▸ **Task to carry out**:
Spot every line with the word "plain" and return it.

▸ **Listed entries**:
• • • •

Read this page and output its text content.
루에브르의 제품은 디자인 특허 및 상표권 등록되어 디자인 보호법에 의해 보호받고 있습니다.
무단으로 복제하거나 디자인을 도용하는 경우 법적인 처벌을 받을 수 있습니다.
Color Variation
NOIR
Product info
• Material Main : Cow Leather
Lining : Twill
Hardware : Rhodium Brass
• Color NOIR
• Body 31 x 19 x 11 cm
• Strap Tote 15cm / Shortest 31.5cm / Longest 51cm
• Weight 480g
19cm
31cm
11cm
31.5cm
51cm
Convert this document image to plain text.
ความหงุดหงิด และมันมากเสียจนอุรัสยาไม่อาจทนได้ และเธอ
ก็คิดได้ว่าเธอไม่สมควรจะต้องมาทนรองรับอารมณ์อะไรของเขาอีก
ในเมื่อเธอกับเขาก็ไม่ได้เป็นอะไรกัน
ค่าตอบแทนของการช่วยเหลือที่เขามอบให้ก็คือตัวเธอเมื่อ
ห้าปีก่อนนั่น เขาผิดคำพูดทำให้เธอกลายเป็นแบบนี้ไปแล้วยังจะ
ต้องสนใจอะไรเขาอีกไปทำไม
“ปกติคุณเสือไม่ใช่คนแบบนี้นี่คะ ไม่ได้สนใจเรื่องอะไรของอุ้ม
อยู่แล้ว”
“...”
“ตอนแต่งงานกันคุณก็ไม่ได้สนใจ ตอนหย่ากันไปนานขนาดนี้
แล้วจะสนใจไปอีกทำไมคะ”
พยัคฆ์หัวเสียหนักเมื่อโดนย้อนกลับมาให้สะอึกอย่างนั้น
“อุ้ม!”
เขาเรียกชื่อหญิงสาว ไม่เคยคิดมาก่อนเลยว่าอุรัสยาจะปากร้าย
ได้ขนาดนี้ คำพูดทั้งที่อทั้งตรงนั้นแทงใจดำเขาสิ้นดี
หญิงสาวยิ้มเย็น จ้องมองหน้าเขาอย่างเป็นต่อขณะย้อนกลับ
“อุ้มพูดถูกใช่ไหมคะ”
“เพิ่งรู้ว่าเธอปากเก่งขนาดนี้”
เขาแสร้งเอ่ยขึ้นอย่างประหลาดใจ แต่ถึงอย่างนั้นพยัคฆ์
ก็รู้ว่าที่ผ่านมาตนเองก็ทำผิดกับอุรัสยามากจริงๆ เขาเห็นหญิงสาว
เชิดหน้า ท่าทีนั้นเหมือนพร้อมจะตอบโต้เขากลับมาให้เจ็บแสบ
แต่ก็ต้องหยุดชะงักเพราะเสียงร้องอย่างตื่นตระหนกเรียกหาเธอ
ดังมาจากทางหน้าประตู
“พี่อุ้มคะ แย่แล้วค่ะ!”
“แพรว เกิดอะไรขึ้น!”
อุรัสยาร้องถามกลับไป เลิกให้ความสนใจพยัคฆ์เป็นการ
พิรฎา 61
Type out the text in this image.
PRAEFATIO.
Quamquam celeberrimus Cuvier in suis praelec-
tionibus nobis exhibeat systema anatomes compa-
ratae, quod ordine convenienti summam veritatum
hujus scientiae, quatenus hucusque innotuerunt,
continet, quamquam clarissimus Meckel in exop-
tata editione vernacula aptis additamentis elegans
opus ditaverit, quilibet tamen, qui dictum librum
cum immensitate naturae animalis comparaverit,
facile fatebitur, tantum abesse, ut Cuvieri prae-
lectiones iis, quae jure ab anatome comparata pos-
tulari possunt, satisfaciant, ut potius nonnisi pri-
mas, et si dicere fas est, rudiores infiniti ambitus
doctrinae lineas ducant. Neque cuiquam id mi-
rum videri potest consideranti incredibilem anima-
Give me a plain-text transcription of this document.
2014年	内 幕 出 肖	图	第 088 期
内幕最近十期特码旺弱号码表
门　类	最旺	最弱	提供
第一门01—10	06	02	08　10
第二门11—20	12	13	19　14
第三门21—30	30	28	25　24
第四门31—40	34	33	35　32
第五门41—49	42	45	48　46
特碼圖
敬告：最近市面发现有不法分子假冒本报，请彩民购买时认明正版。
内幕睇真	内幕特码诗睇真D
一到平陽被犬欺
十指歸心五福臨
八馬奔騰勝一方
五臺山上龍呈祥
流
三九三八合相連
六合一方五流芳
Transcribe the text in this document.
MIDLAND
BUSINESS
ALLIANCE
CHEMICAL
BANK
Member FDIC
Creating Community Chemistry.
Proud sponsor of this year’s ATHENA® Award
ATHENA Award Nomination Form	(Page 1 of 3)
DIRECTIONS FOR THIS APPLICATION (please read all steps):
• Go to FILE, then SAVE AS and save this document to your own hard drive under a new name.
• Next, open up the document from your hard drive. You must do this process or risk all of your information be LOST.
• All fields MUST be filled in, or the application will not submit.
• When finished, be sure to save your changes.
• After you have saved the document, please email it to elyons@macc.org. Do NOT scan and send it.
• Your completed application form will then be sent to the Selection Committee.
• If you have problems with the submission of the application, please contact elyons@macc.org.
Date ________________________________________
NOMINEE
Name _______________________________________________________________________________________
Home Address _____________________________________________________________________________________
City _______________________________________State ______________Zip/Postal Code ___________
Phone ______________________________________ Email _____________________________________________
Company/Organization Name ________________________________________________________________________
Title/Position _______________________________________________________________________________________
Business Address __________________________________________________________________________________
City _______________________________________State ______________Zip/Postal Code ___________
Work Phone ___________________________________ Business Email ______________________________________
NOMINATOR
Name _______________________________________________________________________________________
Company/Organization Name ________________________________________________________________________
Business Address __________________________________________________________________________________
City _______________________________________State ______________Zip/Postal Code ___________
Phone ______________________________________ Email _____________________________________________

• • • •

▸ **Exercise solution**:
Convert this document image to plain text.
Give me a plain-text transcription of this document.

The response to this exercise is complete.